### Objective
Every entry should be repeated exactly. Omit the pictures.

· · · ·

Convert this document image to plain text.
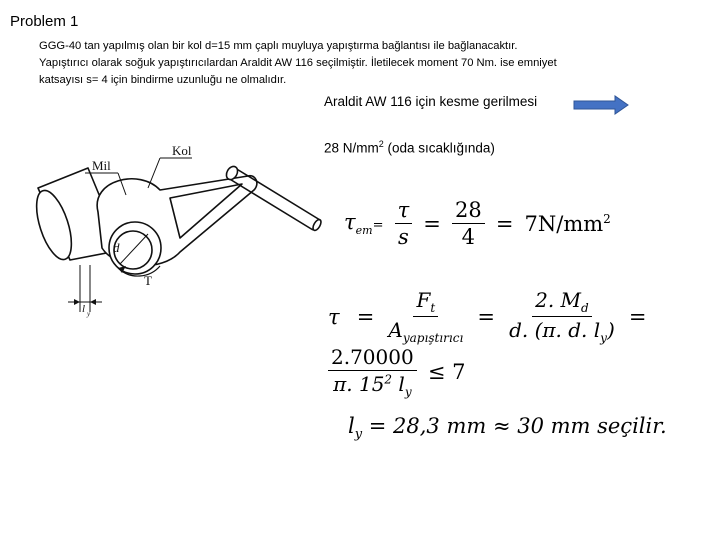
Problem 1
GGG-40 tan yapılmış olan bir kol d=15 mm çaplı muyluya yapıştırma bağlantısı ile bağlanacaktır.
Yapıştırıcı olarak soğuk yapıştırıcılardan Araldit AW 116 seçilmiştir. İletilecek moment 70 Nm. ise emniyet
katsayısı s= 4 için bindirme uzunluğu ne olmalıdır.
Araldit AW 116 için kesme gerilmesi
28 $N/mm^2$ (oda sıcaklığında)
Kol
Mil
d
T
l y
$\tau_{em}= \frac{\tau}{s} = \frac{28}{4} = 7N/mm^2$
$\tau = \frac{F_t}{A_{yapıştırıcı}} = \frac{2. M_d}{d. (\pi. d. l_y)}$ =
$\frac{2.70000}{\pi. 15^2 l_y} \le 7$
$l_y = 28,3$ mm ≈ 30 mm seçilir.
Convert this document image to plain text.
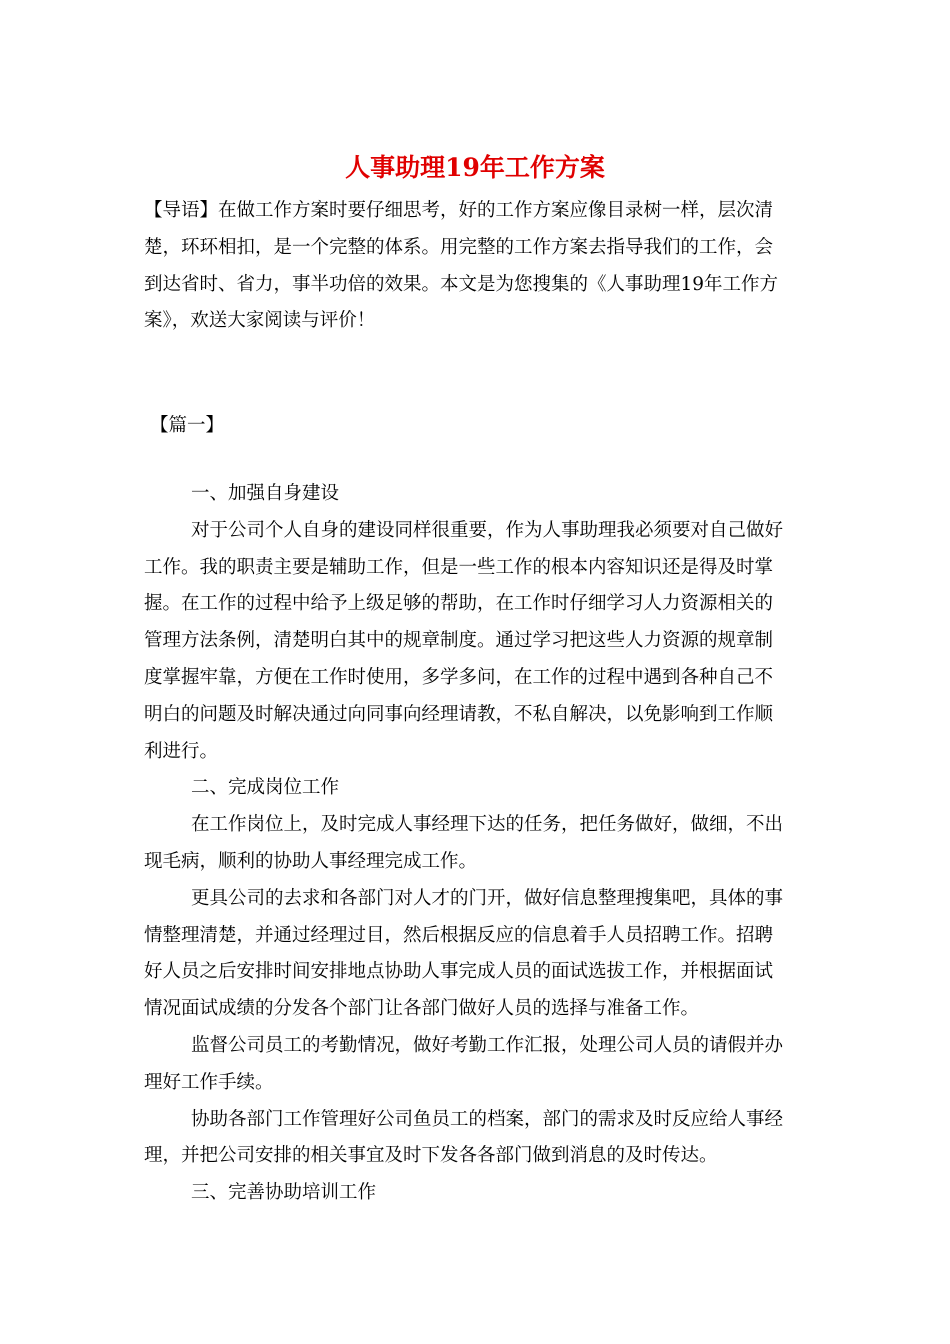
人事助理19年工作方案
【导语】在做工作方案时要仔细思考，好的工作方案应像目录树一样，层次清
楚，环环相扣，是一个完整的体系。用完整的工作方案去指导我们的工作，会
到达省时、省力，事半功倍的效果。本文是为您搜集的《人事助理19年工作方
案》，欢送大家阅读与评价！
【篇一】
一、加强自身建设
对于公司个人自身的建设同样很重要，作为人事助理我必须要对自己做好
工作。我的职责主要是辅助工作，但是一些工作的根本内容知识还是得及时掌
握。在工作的过程中给予上级足够的帮助，在工作时仔细学习人力资源相关的
管理方法条例，清楚明白其中的规章制度。通过学习把这些人力资源的规章制
度掌握牢靠，方便在工作时使用，多学多问，在工作的过程中遇到各种自己不
明白的问题及时解决通过向同事向经理请教，不私自解决，以免影响到工作顺
利进行。
二、完成岗位工作
在工作岗位上，及时完成人事经理下达的任务，把任务做好，做细，不出
现毛病，顺利的协助人事经理完成工作。
更具公司的去求和各部门对人才的门开，做好信息整理搜集吧，具体的事
情整理清楚，并通过经理过目，然后根据反应的信息着手人员招聘工作。招聘
好人员之后安排时间安排地点协助人事完成人员的面试选拔工作，并根据面试
情况面试成绩的分发各个部门让各部门做好人员的选择与准备工作。
监督公司员工的考勤情况，做好考勤工作汇报，处理公司人员的请假并办
理好工作手续。
协助各部门工作管理好公司鱼员工的档案，部门的需求及时反应给人事经
理，并把公司安排的相关事宜及时下发各各部门做到消息的及时传达。
三、完善协助培训工作
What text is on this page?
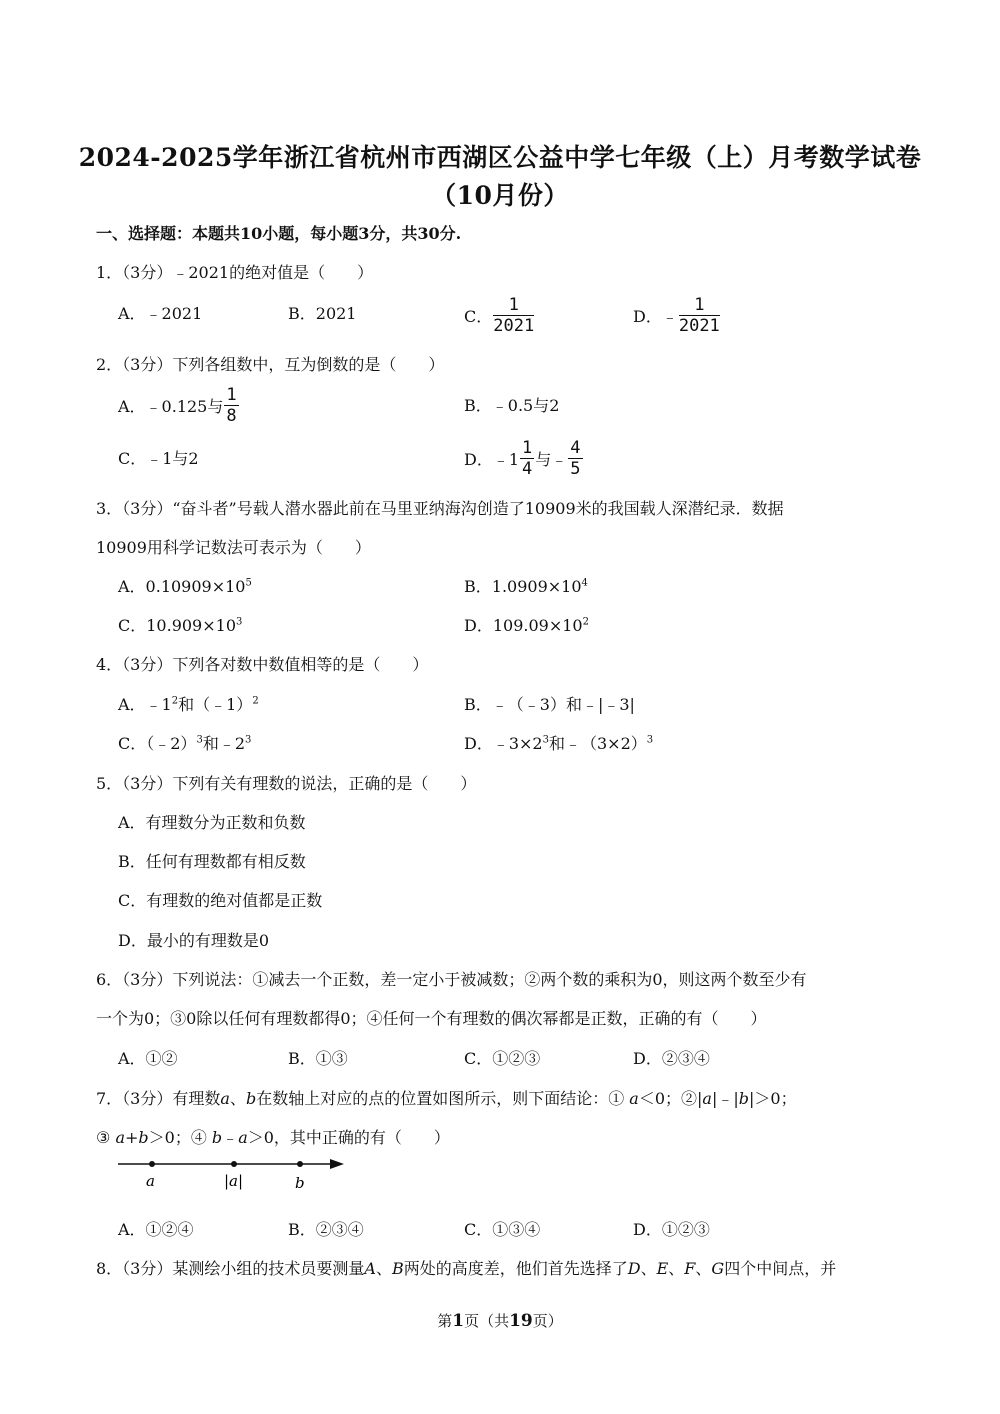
2024-2025学年浙江省杭州市西湖区公益中学七年级（上）月考数学试卷
（10月份）
一、选择题：本题共10小题，每小题3分，共30分.
1．（3分）﹣2021的绝对值是（　　）
A．﹣2021	B．2021	C． $\frac{1}{2021}$	D．﹣ $\frac{1}{2021}$
2．（3分）下列各组数中，互为倒数的是（　　）
A．﹣0.125与 $\frac{1}{8}$	B．﹣0.5与2
C．﹣1与2	D．﹣1 $\frac{1}{4}$ 与﹣ $\frac{4}{5}$
3．（3分）“奋斗者”号载人潜水器此前在马里亚纳海沟创造了10909米的我国载人深潜纪录．数据
10909用科学记数法可表示为（　　）
A．$0.10909\times 10^5$	B．$1.0909\times 10^4$
C．$10.909\times 10^3$	D．$109.09\times 10^2$
4．（3分）下列各对数中数值相等的是（　　）
A．$﹣1^2$和（﹣1）$^2$	B．﹣（﹣3）和﹣|﹣3|
C．（﹣2）$^3$和$﹣2^3$	D．$﹣3\times 2^3$和$﹣(3\times 2)^3$
5．（3分）下列有关有理数的说法，正确的是（　　）
A．有理数分为正数和负数
B．任何有理数都有相反数
C．有理数的绝对值都是正数
D．最小的有理数是0
6．（3分）下列说法：①减去一个正数，差一定小于被减数；②两个数的乘积为0，则这两个数至少有
一个为0；③0除以任何有理数都得0；④任何一个有理数的偶次幂都是正数，正确的有（　　）
A．①②	B．①③	C．①②③	D．②③④
7．（3分）有理数a、b在数轴上对应的点的位置如图所示，则下面结论：① a＜0；②|a|﹣|b|＞0；
③ a+b＞0；④ b﹣a＞0，其中正确的有（　　）
a	|a|	b
A．①②④	B．②③④	C．①③④	D．①②③
8．（3分）某测绘小组的技术员要测量A、B两处的高度差，他们首先选择了D、E、F、G四个中间点，并
第1页（共19页）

· · · ·

### Solution
Convert this document image to plain text.
Problem 1
GGG-40 tan yapılmış olan bir kol d=15 mm çaplı muyluya yapıştırma bağlantısı ile bağlanacaktır.
Yapıştırıcı olarak soğuk yapıştırıcılardan Araldit AW 116 seçilmiştir. İletilecek moment 70 Nm. ise emniyet
katsayısı s= 4 için bindirme uzunluğu ne olmalıdır.
Araldit AW 116 için kesme gerilmesi
28 $N/mm^2$ (oda sıcaklığında)
Kol
Mil
d
T
l y
$\tau_{em}= \frac{\tau}{s} = \frac{28}{4} = 7N/mm^2$
$\tau = \frac{F_t}{A_{yapıştırıcı}} = \frac{2. M_d}{d. (\pi. d. l_y)}$ =
$\frac{2.70000}{\pi. 15^2 l_y} \le 7$
$l_y = 28,3$ mm ≈ 30 mm seçilir.
Convert this document image to plain text.
人事助理19年工作方案
【导语】在做工作方案时要仔细思考，好的工作方案应像目录树一样，层次清
楚，环环相扣，是一个完整的体系。用完整的工作方案去指导我们的工作，会
到达省时、省力，事半功倍的效果。本文是为您搜集的《人事助理19年工作方
案》，欢送大家阅读与评价！
【篇一】
一、加强自身建设
对于公司个人自身的建设同样很重要，作为人事助理我必须要对自己做好
工作。我的职责主要是辅助工作，但是一些工作的根本内容知识还是得及时掌
握。在工作的过程中给予上级足够的帮助，在工作时仔细学习人力资源相关的
管理方法条例，清楚明白其中的规章制度。通过学习把这些人力资源的规章制
度掌握牢靠，方便在工作时使用，多学多问，在工作的过程中遇到各种自己不
明白的问题及时解决通过向同事向经理请教，不私自解决，以免影响到工作顺
利进行。
二、完成岗位工作
在工作岗位上，及时完成人事经理下达的任务，把任务做好，做细，不出
现毛病，顺利的协助人事经理完成工作。
更具公司的去求和各部门对人才的门开，做好信息整理搜集吧，具体的事
情整理清楚，并通过经理过目，然后根据反应的信息着手人员招聘工作。招聘
好人员之后安排时间安排地点协助人事完成人员的面试选拔工作，并根据面试
情况面试成绩的分发各个部门让各部门做好人员的选择与准备工作。
监督公司员工的考勤情况，做好考勤工作汇报，处理公司人员的请假并办
理好工作手续。
协助各部门工作管理好公司鱼员工的档案，部门的需求及时反应给人事经
理，并把公司安排的相关事宜及时下发各各部门做到消息的及时传达。
三、完善协助培训工作
What text is on this page?
2024-2025学年浙江省杭州市西湖区公益中学七年级（上）月考数学试卷
（10月份）
一、选择题：本题共10小题，每小题3分，共30分.
1．（3分）﹣2021的绝对值是（　　）
A．﹣2021	B．2021	C． $\frac{1}{2021}$	D．﹣ $\frac{1}{2021}$
2．（3分）下列各组数中，互为倒数的是（　　）
A．﹣0.125与 $\frac{1}{8}$	B．﹣0.5与2
C．﹣1与2	D．﹣1 $\frac{1}{4}$ 与﹣ $\frac{4}{5}$
3．（3分）“奋斗者”号载人潜水器此前在马里亚纳海沟创造了10909米的我国载人深潜纪录．数据
10909用科学记数法可表示为（　　）
A．$0.10909\times 10^5$	B．$1.0909\times 10^4$
C．$10.909\times 10^3$	D．$109.09\times 10^2$
4．（3分）下列各对数中数值相等的是（　　）
A．$﹣1^2$和（﹣1）$^2$	B．﹣（﹣3）和﹣|﹣3|
C．（﹣2）$^3$和$﹣2^3$	D．$﹣3\times 2^3$和$﹣(3\times 2)^3$
5．（3分）下列有关有理数的说法，正确的是（　　）
A．有理数分为正数和负数
B．任何有理数都有相反数
C．有理数的绝对值都是正数
D．最小的有理数是0
6．（3分）下列说法：①减去一个正数，差一定小于被减数；②两个数的乘积为0，则这两个数至少有
一个为0；③0除以任何有理数都得0；④任何一个有理数的偶次幂都是正数，正确的有（　　）
A．①②	B．①③	C．①②③	D．②③④
7．（3分）有理数a、b在数轴上对应的点的位置如图所示，则下面结论：① a＜0；②|a|﹣|b|＞0；
③ a+b＞0；④ b﹣a＞0，其中正确的有（　　）
a	|a|	b
A．①②④	B．②③④	C．①③④	D．①②③
8．（3分）某测绘小组的技术员要测量A、B两处的高度差，他们首先选择了D、E、F、G四个中间点，并
第1页（共19页）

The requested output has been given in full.